*Data records:*
+ + + + +

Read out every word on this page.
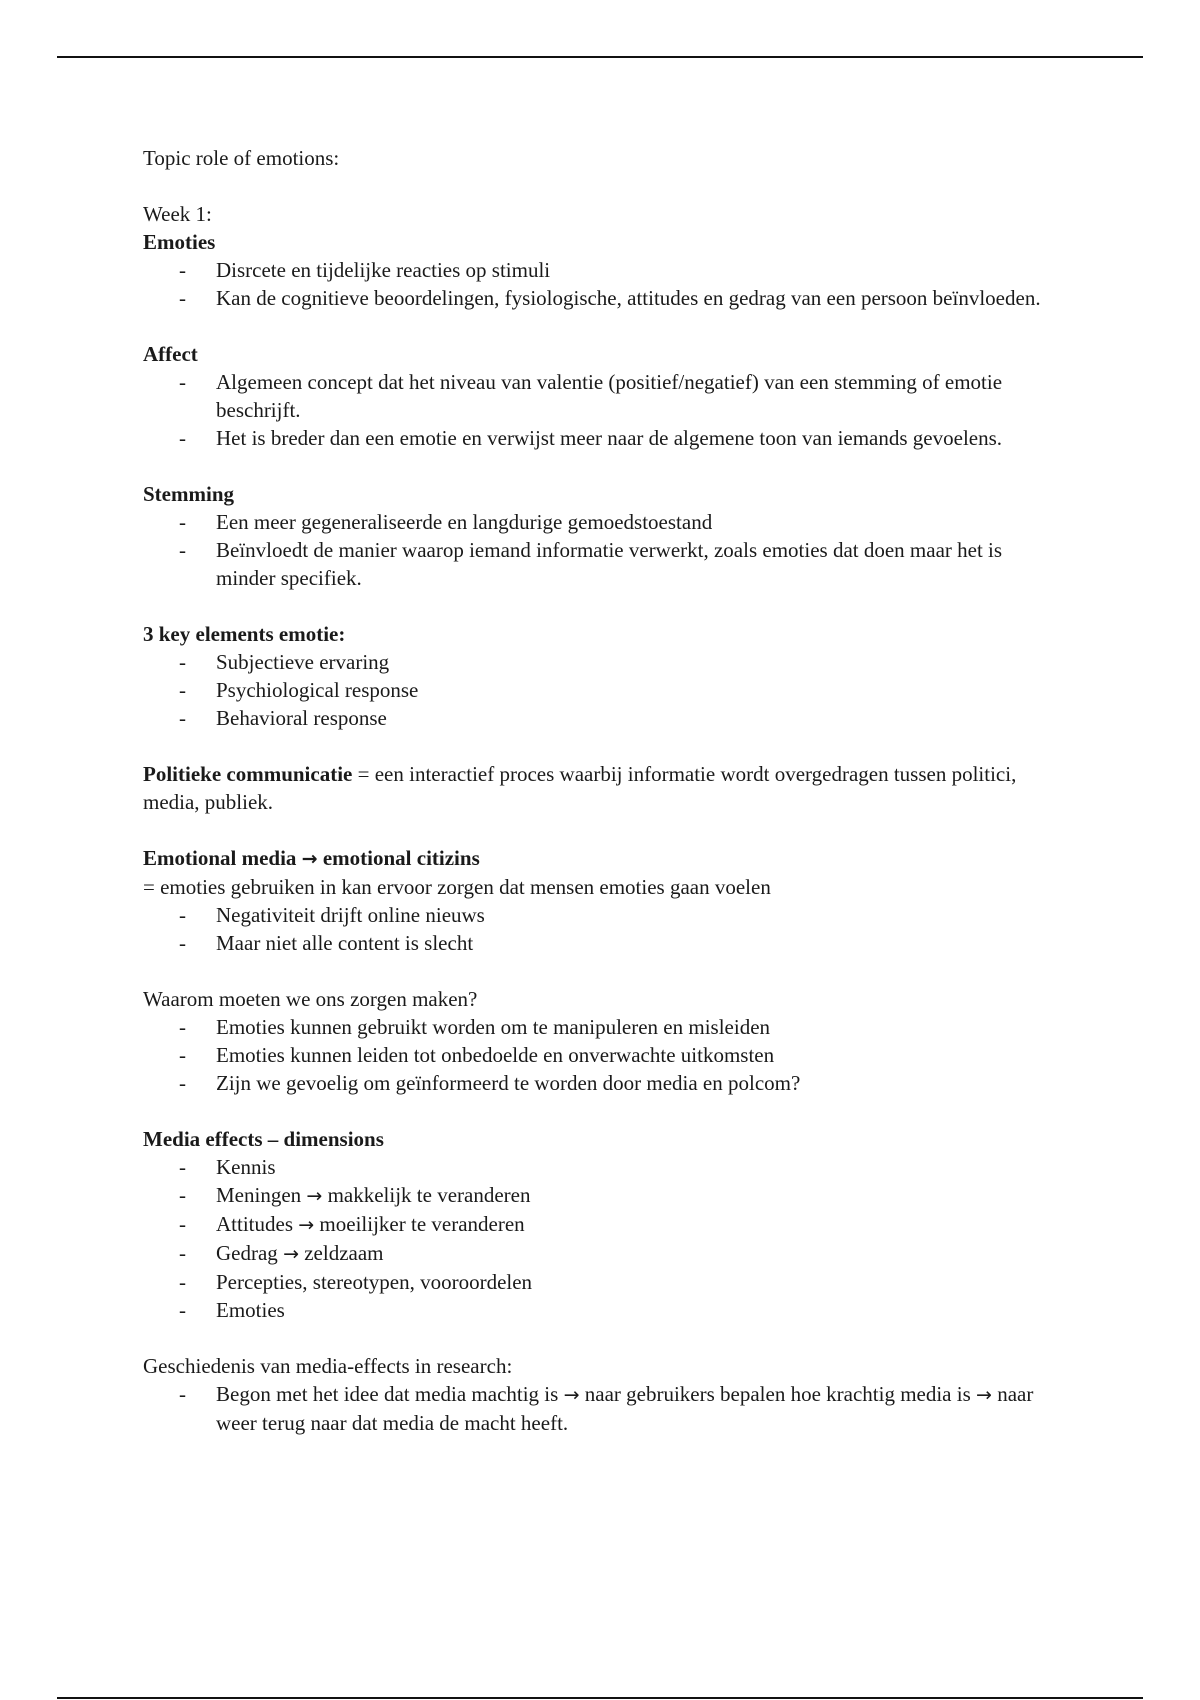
Topic role of emotions:

Week 1:

Emoties

- Disrcete en tijdelijke reacties op stimuli
- Kan de cognitieve beoordelingen, fysiologische, attitudes en gedrag van een persoon beïnvloeden.

Affect

- Algemeen concept dat het niveau van valentie (positief/negatief) van een stemming of emotie beschrijft.
- Het is breder dan een emotie en verwijst meer naar de algemene toon van iemands gevoelens.

Stemming

- Een meer gegeneraliseerde en langdurige gemoedstoestand
- Beïnvloedt de manier waarop iemand informatie verwerkt, zoals emoties dat doen maar het is minder specifiek.

3 key elements emotie:

- Subjectieve ervaring
- Psychiological response
- Behavioral response

Politieke communicatie = een interactief proces waarbij informatie wordt overgedragen tussen politici, media, publiek.

Emotional media → emotional citizins

= emoties gebruiken in kan ervoor zorgen dat mensen emoties gaan voelen

- Negativiteit drijft online nieuws
- Maar niet alle content is slecht

Waarom moeten we ons zorgen maken?

- Emoties kunnen gebruikt worden om te manipuleren en misleiden
- Emoties kunnen leiden tot onbedoelde en onverwachte uitkomsten
- Zijn we gevoelig om geïnformeerd te worden door media en polcom?

Media effects – dimensions

- Kennis
- Meningen → makkelijk te veranderen
- Attitudes → moeilijker te veranderen
- Gedrag → zeldzaam
- Percepties, stereotypen, vooroordelen
- Emoties

Geschiedenis van media-effects in research:

- Begon met het idee dat media machtig is → naar gebruikers bepalen hoe krachtig media is → naar weer terug naar dat media de macht heeft.
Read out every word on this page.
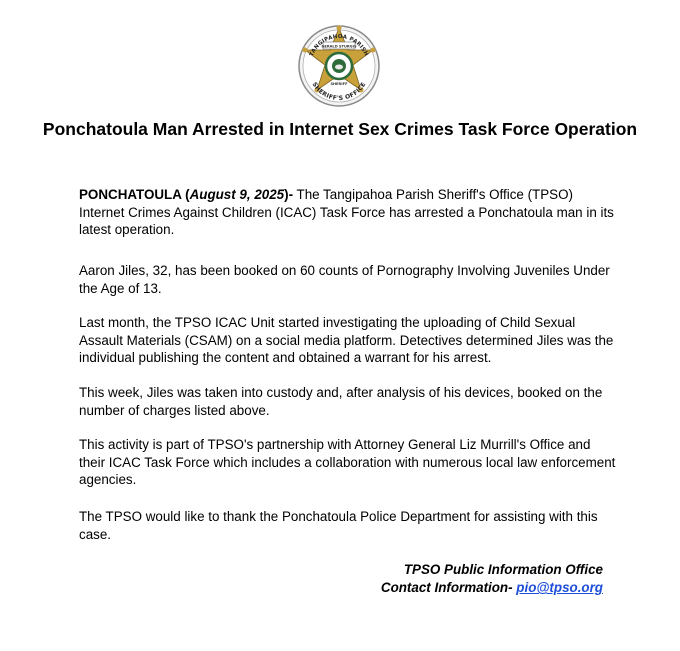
GERALD STURGIS
SHERIFF
TANGIPAHOA PARISH
SHERIFF'S OFFICE
Ponchatoula Man Arrested in Internet Sex Crimes Task Force Operation

PONCHATOULA (August 9, 2025)- The Tangipahoa Parish Sheriff's Office (TPSO) Internet Crimes Against Children (ICAC) Task Force has arrested a Ponchatoula man in its latest operation.

Aaron Jiles, 32, has been booked on 60 counts of Pornography Involving Juveniles Under the Age of 13.

Last month, the TPSO ICAC Unit started investigating the uploading of Child Sexual Assault Materials (CSAM) on a social media platform. Detectives determined Jiles was the individual publishing the content and obtained a warrant for his arrest.

This week, Jiles was taken into custody and, after analysis of his devices, booked on the number of charges listed above.

This activity is part of TPSO's partnership with Attorney General Liz Murrill's Office and their ICAC Task Force which includes a collaboration with numerous local law enforcement agencies.

The TPSO would like to thank the Ponchatoula Police Department for assisting with this case.

TPSO Public Information Office
Contact Information- pio@tpso.org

+ + + + +

*Work instructions:*
Search the preceding listing for the word "with" and pull out every line that holds it.

*Written response:*
This activity is part of TPSO's partnership with Attorney General Liz Murrill's Office and their ICAC Task Force which includes a collaboration with numerous local law enforcement agencies.
The TPSO would like to thank the Ponchatoula Police Department for assisting with this case.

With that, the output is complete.